↓
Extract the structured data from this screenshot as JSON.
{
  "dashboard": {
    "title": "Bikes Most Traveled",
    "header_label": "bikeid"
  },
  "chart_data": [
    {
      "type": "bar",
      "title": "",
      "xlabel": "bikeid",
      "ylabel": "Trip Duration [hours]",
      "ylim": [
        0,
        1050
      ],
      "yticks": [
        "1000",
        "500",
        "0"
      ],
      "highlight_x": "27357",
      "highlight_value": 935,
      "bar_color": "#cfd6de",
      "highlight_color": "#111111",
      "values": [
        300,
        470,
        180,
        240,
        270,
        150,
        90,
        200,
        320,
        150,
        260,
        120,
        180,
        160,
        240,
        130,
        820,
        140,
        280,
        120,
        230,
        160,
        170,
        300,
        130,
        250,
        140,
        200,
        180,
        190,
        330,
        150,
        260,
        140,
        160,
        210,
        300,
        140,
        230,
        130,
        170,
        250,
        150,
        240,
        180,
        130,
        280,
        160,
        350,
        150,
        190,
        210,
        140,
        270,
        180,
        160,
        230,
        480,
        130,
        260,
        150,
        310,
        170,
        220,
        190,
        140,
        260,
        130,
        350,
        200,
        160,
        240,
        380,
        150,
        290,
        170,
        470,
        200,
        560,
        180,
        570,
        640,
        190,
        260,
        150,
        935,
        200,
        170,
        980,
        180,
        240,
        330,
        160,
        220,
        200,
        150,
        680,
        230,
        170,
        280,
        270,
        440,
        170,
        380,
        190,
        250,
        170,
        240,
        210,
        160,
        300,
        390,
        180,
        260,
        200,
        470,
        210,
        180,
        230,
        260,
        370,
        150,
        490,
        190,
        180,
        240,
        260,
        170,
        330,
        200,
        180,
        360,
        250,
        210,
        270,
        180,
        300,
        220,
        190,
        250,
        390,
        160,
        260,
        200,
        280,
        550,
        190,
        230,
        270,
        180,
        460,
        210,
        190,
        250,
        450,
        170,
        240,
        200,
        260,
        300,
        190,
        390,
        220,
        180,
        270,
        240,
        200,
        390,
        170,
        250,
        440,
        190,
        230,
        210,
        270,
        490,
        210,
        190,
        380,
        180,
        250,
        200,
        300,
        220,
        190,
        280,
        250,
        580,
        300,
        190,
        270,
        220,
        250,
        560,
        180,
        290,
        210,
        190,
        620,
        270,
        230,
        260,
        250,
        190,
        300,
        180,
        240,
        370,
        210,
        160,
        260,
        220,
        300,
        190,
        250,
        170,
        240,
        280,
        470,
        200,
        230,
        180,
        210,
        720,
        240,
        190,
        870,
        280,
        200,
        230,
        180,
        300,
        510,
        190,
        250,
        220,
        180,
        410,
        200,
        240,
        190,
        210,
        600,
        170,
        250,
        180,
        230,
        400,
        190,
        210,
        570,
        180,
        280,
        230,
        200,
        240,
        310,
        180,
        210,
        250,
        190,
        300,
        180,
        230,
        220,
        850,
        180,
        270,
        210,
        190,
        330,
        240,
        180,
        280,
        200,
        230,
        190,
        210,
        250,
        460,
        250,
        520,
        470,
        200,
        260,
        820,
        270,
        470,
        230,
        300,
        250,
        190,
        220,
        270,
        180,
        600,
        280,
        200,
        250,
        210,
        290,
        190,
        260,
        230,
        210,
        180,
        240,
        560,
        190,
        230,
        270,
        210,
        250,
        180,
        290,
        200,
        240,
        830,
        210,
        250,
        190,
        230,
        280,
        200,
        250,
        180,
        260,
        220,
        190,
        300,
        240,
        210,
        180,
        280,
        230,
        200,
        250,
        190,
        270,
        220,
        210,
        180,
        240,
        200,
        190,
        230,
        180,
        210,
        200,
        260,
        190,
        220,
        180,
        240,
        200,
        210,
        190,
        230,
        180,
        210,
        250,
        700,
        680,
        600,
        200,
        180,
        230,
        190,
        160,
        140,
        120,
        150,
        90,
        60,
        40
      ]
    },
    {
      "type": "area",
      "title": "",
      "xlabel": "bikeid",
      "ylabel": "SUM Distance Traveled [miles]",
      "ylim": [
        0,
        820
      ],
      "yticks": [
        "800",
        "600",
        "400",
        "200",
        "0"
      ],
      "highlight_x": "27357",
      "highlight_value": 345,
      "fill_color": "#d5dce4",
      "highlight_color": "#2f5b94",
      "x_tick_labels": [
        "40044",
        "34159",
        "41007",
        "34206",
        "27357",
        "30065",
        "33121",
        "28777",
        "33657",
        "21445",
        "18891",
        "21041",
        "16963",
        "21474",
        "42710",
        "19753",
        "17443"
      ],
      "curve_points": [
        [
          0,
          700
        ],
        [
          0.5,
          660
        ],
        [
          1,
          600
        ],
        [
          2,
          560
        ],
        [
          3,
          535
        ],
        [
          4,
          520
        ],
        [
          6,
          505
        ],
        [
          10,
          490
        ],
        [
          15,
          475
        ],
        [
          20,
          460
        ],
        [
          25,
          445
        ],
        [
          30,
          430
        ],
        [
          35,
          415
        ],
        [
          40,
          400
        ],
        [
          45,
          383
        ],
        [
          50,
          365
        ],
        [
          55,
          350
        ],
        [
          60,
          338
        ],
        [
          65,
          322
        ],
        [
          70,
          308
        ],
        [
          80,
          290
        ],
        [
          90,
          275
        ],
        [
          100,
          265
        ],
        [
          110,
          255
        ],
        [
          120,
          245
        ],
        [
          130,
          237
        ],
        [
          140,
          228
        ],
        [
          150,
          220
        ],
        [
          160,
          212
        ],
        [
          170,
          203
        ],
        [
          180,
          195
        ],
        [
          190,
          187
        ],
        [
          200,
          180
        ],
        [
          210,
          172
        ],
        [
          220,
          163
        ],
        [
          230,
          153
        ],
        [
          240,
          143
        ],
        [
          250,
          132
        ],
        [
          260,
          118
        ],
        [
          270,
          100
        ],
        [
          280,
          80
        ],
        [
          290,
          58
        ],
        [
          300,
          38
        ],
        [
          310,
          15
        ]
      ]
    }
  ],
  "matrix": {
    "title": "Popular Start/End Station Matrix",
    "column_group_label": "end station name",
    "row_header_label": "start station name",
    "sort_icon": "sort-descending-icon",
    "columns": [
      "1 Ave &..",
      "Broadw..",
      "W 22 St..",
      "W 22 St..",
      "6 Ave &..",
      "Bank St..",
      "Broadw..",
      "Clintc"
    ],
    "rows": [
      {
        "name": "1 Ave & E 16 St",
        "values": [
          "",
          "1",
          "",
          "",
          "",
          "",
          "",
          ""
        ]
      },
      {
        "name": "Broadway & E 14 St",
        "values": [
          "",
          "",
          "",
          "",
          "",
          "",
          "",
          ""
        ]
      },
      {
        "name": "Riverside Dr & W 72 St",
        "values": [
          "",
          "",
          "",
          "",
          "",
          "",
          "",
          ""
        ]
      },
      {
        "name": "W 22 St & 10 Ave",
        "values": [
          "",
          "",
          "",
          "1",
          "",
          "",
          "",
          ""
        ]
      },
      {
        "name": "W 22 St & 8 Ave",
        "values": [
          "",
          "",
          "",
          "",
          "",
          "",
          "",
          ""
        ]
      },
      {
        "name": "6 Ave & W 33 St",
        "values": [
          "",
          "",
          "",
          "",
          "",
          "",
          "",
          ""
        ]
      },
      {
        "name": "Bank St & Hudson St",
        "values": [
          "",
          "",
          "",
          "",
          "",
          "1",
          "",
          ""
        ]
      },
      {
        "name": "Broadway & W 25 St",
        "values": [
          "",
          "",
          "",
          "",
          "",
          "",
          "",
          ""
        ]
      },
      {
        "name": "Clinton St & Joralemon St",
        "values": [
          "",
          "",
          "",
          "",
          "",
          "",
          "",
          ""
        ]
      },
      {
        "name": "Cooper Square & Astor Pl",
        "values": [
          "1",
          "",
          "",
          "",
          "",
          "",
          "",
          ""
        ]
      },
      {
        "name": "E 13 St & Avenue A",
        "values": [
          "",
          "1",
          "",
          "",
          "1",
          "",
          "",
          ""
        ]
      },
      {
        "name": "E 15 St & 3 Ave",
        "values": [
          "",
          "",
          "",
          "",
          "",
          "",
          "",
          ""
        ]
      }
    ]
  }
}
↑
What is being asked =>
Pull every line containing "title" out of the records.

Complete output =>
    "title": "Bikes Most Traveled",
      "title": "",
      "title": "",
    "title": "Popular Start/End Station Matrix",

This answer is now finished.